Dataset items:
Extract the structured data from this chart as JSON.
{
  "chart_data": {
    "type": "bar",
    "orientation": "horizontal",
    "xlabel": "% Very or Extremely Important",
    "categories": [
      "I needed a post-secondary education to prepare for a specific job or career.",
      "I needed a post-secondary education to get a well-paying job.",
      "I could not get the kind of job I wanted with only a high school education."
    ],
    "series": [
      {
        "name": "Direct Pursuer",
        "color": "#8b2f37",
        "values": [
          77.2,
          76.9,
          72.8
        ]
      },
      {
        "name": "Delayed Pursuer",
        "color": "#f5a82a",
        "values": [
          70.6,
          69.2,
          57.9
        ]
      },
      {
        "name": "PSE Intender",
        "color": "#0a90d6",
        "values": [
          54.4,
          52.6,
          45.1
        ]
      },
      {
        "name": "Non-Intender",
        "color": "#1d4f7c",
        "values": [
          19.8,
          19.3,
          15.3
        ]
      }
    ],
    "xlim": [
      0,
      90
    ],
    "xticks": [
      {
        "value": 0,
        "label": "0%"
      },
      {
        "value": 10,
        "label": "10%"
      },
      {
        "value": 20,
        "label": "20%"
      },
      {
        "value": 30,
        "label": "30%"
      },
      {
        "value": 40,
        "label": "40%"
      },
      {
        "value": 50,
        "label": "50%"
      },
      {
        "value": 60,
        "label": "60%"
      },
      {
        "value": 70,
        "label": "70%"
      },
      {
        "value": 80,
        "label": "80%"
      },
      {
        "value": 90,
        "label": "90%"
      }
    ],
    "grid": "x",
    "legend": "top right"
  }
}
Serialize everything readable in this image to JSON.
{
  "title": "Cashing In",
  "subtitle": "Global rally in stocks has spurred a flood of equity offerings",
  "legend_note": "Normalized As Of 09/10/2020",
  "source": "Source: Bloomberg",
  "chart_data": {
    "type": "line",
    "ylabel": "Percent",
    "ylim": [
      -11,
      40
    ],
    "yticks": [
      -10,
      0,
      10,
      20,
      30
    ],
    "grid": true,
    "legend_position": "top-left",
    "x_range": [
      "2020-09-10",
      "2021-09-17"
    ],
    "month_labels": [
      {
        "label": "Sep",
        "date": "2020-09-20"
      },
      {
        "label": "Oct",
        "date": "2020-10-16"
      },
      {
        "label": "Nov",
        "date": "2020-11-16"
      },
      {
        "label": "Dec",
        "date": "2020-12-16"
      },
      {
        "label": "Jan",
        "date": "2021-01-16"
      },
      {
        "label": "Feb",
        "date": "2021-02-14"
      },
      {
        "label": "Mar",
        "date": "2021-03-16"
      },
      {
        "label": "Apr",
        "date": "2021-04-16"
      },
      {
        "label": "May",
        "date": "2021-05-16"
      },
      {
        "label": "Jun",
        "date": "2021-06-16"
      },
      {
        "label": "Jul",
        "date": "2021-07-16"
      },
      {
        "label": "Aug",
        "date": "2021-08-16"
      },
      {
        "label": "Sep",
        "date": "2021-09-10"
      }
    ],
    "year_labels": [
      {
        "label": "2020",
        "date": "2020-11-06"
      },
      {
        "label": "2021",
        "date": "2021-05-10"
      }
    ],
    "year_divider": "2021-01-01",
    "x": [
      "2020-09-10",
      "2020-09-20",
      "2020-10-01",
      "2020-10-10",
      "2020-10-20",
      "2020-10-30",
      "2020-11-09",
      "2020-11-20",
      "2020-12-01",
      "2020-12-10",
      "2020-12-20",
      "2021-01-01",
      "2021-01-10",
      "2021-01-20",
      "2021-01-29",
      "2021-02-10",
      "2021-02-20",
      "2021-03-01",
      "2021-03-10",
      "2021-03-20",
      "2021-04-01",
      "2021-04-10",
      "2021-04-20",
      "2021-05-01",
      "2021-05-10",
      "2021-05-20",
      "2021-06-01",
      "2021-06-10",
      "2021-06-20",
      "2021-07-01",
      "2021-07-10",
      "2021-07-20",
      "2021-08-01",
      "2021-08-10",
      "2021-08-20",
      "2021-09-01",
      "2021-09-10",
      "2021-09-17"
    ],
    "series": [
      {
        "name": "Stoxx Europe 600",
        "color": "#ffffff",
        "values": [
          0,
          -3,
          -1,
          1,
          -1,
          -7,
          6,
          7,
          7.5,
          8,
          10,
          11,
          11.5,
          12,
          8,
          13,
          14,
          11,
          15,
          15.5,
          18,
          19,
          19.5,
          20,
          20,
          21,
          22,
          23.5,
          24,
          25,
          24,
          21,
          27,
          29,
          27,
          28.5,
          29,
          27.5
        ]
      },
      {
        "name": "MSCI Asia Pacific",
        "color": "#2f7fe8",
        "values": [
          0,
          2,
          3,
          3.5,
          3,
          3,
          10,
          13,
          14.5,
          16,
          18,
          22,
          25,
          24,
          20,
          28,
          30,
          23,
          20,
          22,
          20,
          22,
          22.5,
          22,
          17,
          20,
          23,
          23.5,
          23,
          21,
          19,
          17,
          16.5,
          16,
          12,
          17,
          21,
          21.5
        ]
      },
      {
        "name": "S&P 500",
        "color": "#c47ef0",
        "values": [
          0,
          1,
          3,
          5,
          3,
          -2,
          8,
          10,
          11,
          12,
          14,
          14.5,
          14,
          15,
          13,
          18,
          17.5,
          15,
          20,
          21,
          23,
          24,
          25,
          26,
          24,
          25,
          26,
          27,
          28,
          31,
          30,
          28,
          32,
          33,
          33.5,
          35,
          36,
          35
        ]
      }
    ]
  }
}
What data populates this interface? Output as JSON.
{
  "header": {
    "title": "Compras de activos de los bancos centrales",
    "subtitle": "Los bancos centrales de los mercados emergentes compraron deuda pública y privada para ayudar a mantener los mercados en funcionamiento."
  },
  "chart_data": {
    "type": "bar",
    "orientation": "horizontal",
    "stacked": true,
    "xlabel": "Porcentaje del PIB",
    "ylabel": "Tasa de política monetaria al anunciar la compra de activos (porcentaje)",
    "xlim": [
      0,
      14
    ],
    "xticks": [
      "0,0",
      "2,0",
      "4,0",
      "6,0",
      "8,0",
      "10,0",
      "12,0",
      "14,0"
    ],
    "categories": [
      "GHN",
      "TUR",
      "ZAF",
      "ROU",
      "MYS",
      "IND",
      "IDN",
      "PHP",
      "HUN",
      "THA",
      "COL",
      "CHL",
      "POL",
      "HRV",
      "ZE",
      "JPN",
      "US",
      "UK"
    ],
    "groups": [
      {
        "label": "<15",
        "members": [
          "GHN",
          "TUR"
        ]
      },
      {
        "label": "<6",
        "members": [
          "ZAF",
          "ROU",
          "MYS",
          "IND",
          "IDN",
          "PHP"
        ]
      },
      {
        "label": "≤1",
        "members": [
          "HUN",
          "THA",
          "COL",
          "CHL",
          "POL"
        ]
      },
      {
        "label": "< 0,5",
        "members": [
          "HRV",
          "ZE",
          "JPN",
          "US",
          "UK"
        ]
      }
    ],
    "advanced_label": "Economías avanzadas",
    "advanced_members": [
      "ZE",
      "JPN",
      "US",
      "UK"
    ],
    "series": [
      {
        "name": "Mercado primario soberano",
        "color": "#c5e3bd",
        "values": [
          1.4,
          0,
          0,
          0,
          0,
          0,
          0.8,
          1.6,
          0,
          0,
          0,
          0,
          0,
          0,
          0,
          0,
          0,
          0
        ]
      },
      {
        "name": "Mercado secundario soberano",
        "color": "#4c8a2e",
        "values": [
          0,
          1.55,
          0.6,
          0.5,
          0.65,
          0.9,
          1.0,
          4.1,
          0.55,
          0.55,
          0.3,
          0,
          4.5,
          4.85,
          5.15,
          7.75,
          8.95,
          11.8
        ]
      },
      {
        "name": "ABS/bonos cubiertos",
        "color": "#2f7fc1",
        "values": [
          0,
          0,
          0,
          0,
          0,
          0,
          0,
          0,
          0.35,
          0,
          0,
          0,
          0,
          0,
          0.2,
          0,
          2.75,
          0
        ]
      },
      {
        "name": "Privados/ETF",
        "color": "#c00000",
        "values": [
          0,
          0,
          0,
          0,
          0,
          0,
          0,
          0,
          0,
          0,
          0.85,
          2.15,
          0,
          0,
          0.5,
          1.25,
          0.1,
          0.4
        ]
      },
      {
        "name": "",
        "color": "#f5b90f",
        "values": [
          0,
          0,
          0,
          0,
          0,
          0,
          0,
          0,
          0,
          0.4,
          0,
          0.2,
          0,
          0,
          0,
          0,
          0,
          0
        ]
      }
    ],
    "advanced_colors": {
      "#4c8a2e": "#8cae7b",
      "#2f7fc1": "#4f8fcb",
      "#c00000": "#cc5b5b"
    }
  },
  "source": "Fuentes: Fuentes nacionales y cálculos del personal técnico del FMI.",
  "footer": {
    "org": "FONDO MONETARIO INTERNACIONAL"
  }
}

WHAT THE TASK REQUIRES:
Take every line containing the word "ylabel" and copy it.

RESPONSE TO THIS TASK:
    "ylabel": "Percent",
    "ylabel": "Tasa de política monetaria al anunciar la compra de activos (porcentaje)",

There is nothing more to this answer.